* [What to do]
Below are some records. Copy every line in them that holds "конец".

Start of Data supplied

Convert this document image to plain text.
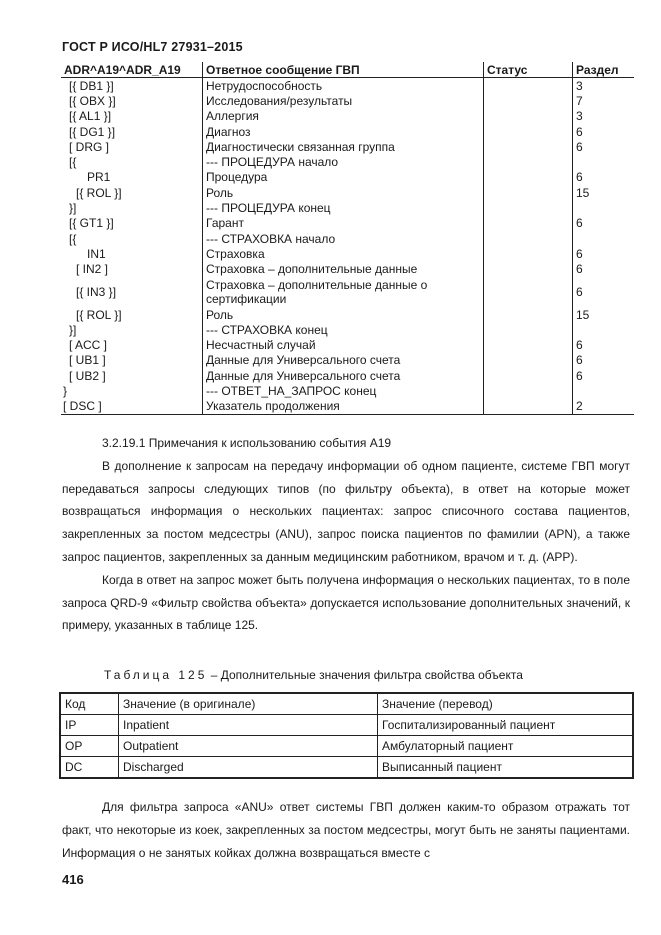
ГОСТ Р ИСО/HL7 27931–2015
ADR^A19^ADR_A19	Ответное сообщение ГВП	Статус	Раздел
[{ DB1 }]	Нетрудоспособность		3
[{ OBX }]	Исследования/результаты		7
[{ AL1 }]	Аллергия		3
[{ DG1 }]	Диагноз		6
[ DRG ]	Диагностически связанная группа		6
[{	--- ПРОЦЕДУРА начало		
PR1	Процедура		6
[{ ROL }]	Роль		15
}]	--- ПРОЦЕДУРА конец		
[{ GT1 }]	Гарант		6
[{	--- СТРАХОВКА начало		
IN1	Страховка		6
[ IN2 ]	Страховка – дополнительные данные		6
[{ IN3 }]	Страховка – дополнительные данные о сертификации		6
[{ ROL }]	Роль		15
}]	--- СТРАХОВКА конец		
[ ACC ]	Несчастный случай		6
[ UB1 ]	Данные для Универсального счета		6
[ UB2 ]	Данные для Универсального счета		6
}	--- ОТВЕТ_НА_ЗАПРОС конец		
[ DSC ]	Указатель продолжения		2
3.2.19.1 Примечания к использованию события A19

В дополнение к запросам на передачу информации об одном пациенте, системе ГВП могут передаваться запросы следующих типов (по фильтру объекта), в ответ на которые может возвращаться информация о нескольких пациентах: запрос списочного состава пациентов, закрепленных за постом медсестры (ANU), запрос поиска пациентов по фамилии (APN), а также запрос пациентов, закрепленных за данным медицинским работником, врачом и т. д. (APP).

Когда в ответ на запрос может быть получена информация о нескольких пациентах, то в поле запроса QRD-9 «Фильтр свойства объекта» допускается использование дополнительных значений, к примеру, указанных в таблице 125.

Таблица 125 – Дополнительные значения фильтра свойства объекта
Код	Значение (в оригинале)	Значение (перевод)
IP	Inpatient	Госпитализированный пациент
OP	Outpatient	Амбулаторный пациент
DC	Discharged	Выписанный пациент

Для фильтра запроса «ANU» ответ системы ГВП должен каким-то образом отражать тот факт, что некоторые из коек, закрепленных за постом медсестры, могут быть не заняты пациентами. Информация о не занятых койках должна возвращаться вместе с

416
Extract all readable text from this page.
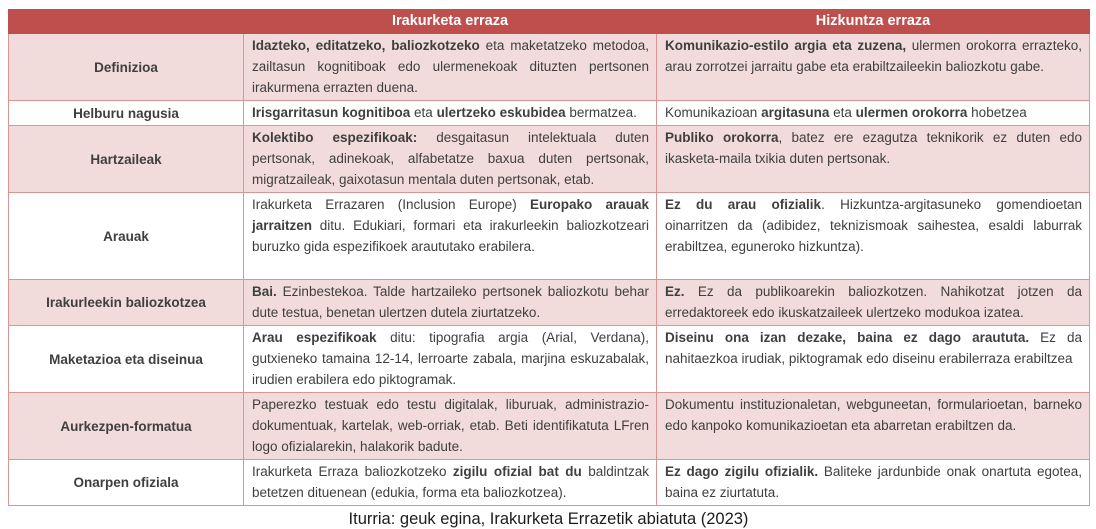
	Irakurketa erraza	Hizkuntza erraza
Definizioa	Idazteko, editatzeko, baliozkotzeko eta maketatzeko metodoa, zailtasun kognitiboak edo ulermenekoak dituzten pertsonen irakurmena errazten duena.	Komunikazio-estilo argia eta zuzena, ulermen orokorra errazteko, arau zorrotzei jarraitu gabe eta erabiltzaileekin baliozkotu gabe.
Helburu nagusia	Irisgarritasun kognitiboa eta ulertzeko eskubidea bermatzea.	Komunikazioan argitasuna eta ulermen orokorra hobetzea
Hartzaileak	Kolektibo espezifikoak: desgaitasun intelektuala duten pertsonak, adinekoak, alfabetatze baxua duten pertsonak, migratzaileak, gaixotasun mentala duten pertsonak, etab.	Publiko orokorra, batez ere ezagutza teknikorik ez duten edo ikasketa-maila txikia duten pertsonak.
Arauak	Irakurketa Errazaren (Inclusion Europe) Europako arauak jarraitzen ditu. Edukiari, formari eta irakurleekin baliozkotzeari buruzko gida espezifikoek araututako erabilera.	Ez du arau ofizialik. Hizkuntza-argitasuneko gomendioetan oinarritzen da (adibidez, teknizismoak saihestea, esaldi laburrak erabiltzea, eguneroko hizkuntza).
Irakurleekin baliozkotzea	Bai. Ezinbestekoa. Talde hartzaileko pertsonek baliozkotu behar dute testua, benetan ulertzen dutela ziurtatzeko.	Ez. Ez da publikoarekin baliozkotzen. Nahikotzat jotzen da erredaktoreek edo ikuskatzaileek ulertzeko modukoa izatea.
Maketazioa eta diseinua	Arau espezifikoak ditu: tipografia argia (Arial, Verdana), gutxieneko tamaina 12-14, lerroarte zabala, marjina eskuzabalak, irudien erabilera edo piktogramak.	Diseinu ona izan dezake, baina ez dago araututa. Ez da nahitaezkoa irudiak, piktogramak edo diseinu erabilerraza erabiltzea
Aurkezpen-formatua	Paperezko testuak edo testu digitalak, liburuak, administrazio-dokumentuak, kartelak, web-orriak, etab. Beti identifikatuta LFren logo ofizialarekin, halakorik badute.	Dokumentu instituzionaletan, webguneetan, formularioetan, barneko edo kanpoko komunikazioetan eta abarretan erabiltzen da.
Onarpen ofiziala	Irakurketa Erraza baliozkotzeko zigilu ofizial bat du baldintzak betetzen dituenean (edukia, forma eta baliozkotzea).	Ez dago zigilu ofizialik. Baliteke jardunbide onak onartuta egotea, baina ez ziurtatuta.
Iturria: geuk egina, Irakurketa Errazetik abiatuta (2023)
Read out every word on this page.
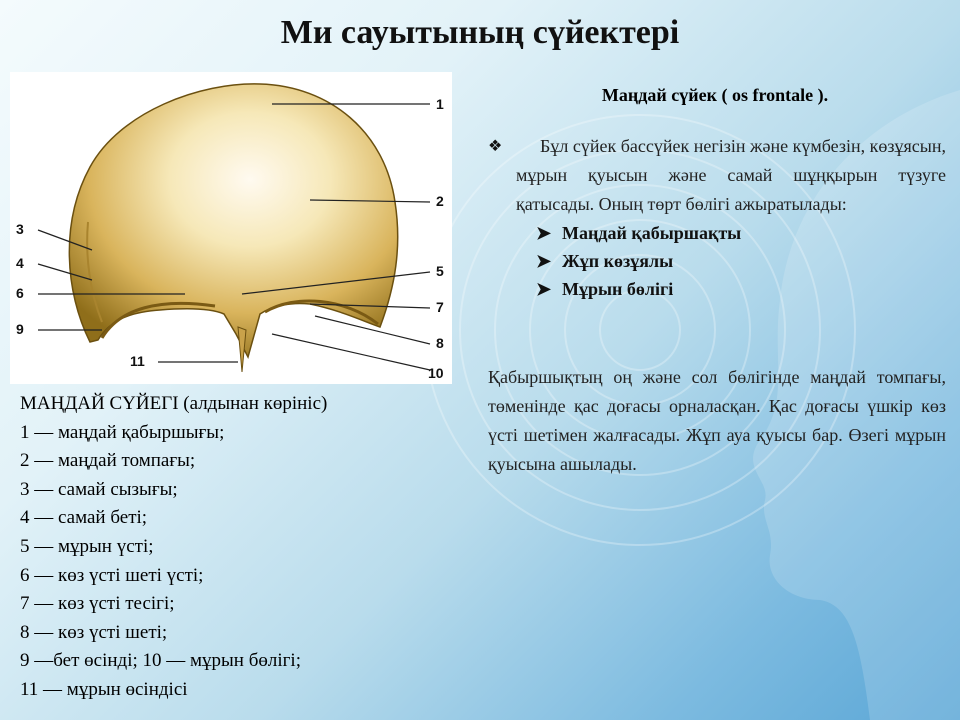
Ми сауытының сүйектері
1
2
3
4	5
6
7
9
8
11
10
МАҢДАЙ СҮЙЕГІ (алдынан көрініс)
1 — маңдай қабыршығы;
2 — маңдай томпағы;
3 — самай сызығы;
4 — самай беті;
5 — мұрын үсті;
6 — көз үсті шеті үсті;
7 — көз үсті тесігі;
8 — көз үсті шеті;
9 —бет өсінді; 10 — мұрын бөлігі;
11 — мұрын өсіндісі
Маңдай сүйек ( os frontale ).
❖	Бұл сүйек бассүйек негізін және күмбезін, көзұясын, мұрын қуысын және самай шұңқырын түзуге қатысады. Оның төрт бөлігі ажыратылады:
➤ Маңдай қабыршақты
➤ Жұп көзұялы
➤ Мұрын бөлігі
Қабыршықтың оң және сол бөлігінде маңдай томпағы, төменінде қас доғасы орналасқан. Қас доғасы үшкір көз үсті шетімен жалғасады. Жұп ауа қуысы бар. Өзегі мұрын қуысына ашылады.
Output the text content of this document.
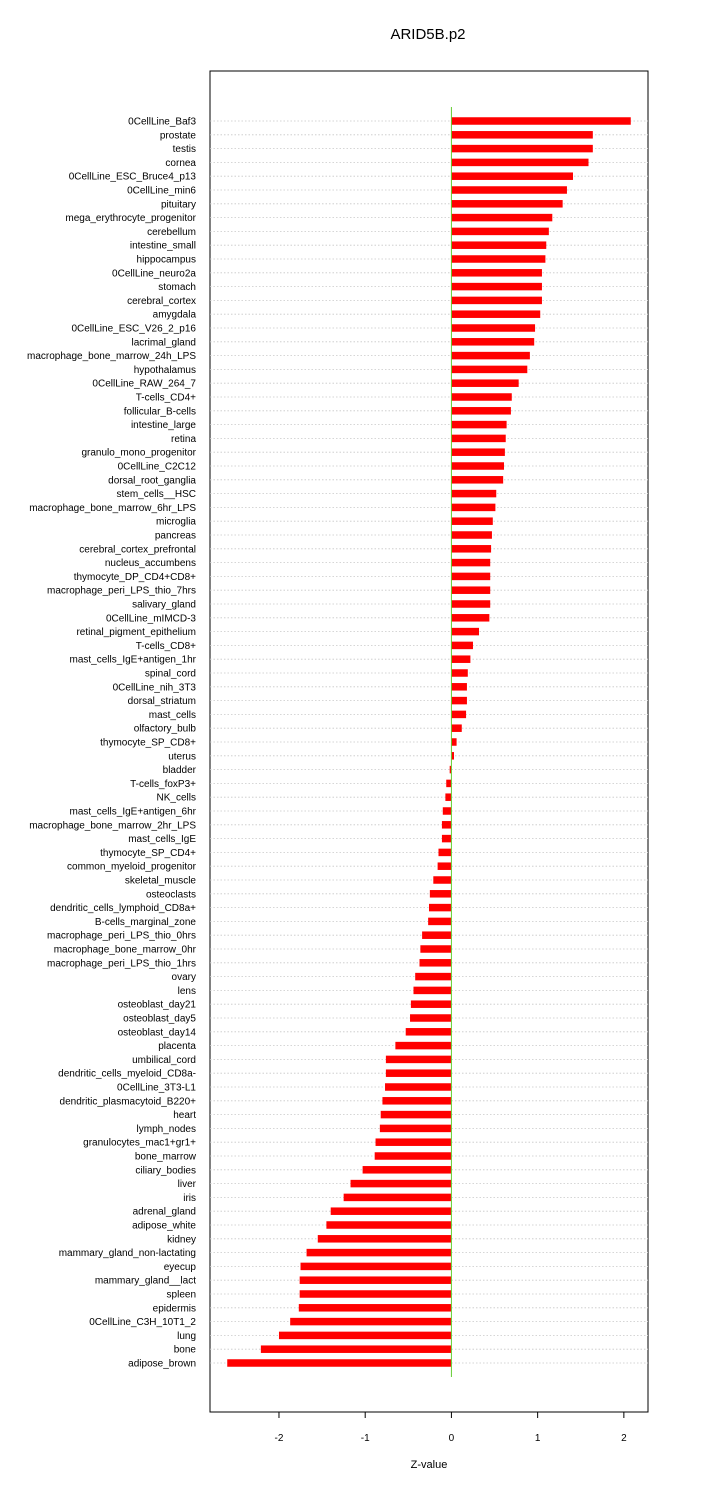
ARID5B.p2
0CellLine_Baf3
prostate
testis
cornea
0CellLine_ESC_Bruce4_p13
0CellLine_min6
pituitary
mega_erythrocyte_progenitor
cerebellum
intestine_small
hippocampus
0CellLine_neuro2a
stomach
cerebral_cortex
amygdala
0CellLine_ESC_V26_2_p16
lacrimal_gland
macrophage_bone_marrow_24h_LPS
hypothalamus
0CellLine_RAW_264_7
T-cells_CD4+
follicular_B-cells
intestine_large
retina
granulo_mono_progenitor
0CellLine_C2C12
dorsal_root_ganglia
stem_cells__HSC
macrophage_bone_marrow_6hr_LPS
microglia
pancreas
cerebral_cortex_prefrontal
nucleus_accumbens
thymocyte_DP_CD4+CD8+
macrophage_peri_LPS_thio_7hrs
salivary_gland
0CellLine_mIMCD-3
retinal_pigment_epithelium
T-cells_CD8+
mast_cells_IgE+antigen_1hr
spinal_cord
0CellLine_nih_3T3
dorsal_striatum
mast_cells
olfactory_bulb
thymocyte_SP_CD8+
uterus
bladder
T-cells_foxP3+
NK_cells
mast_cells_IgE+antigen_6hr
macrophage_bone_marrow_2hr_LPS
mast_cells_IgE
thymocyte_SP_CD4+
common_myeloid_progenitor
skeletal_muscle
osteoclasts
dendritic_cells_lymphoid_CD8a+
B-cells_marginal_zone
macrophage_peri_LPS_thio_0hrs
macrophage_bone_marrow_0hr
macrophage_peri_LPS_thio_1hrs
ovary
lens
osteoblast_day21
osteoblast_day5
osteoblast_day14
placenta
umbilical_cord
dendritic_cells_myeloid_CD8a-
0CellLine_3T3-L1
dendritic_plasmacytoid_B220+
heart
lymph_nodes
granulocytes_mac1+gr1+
bone_marrow
ciliary_bodies
liver
iris
adrenal_gland
adipose_white
kidney
mammary_gland_non-lactating
eyecup
mammary_gland__lact
spleen
epidermis
0CellLine_C3H_10T1_2
lung
bone
adipose_brown
-2	-1	0	1	2
Z-value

End of Data supplied

* [Written response]
}]	--- ПРОЦЕДУРА конец		
}]	--- СТРАХОВКА конец		
}	--- ОТВЕТ_НА_ЗАПРОС конец		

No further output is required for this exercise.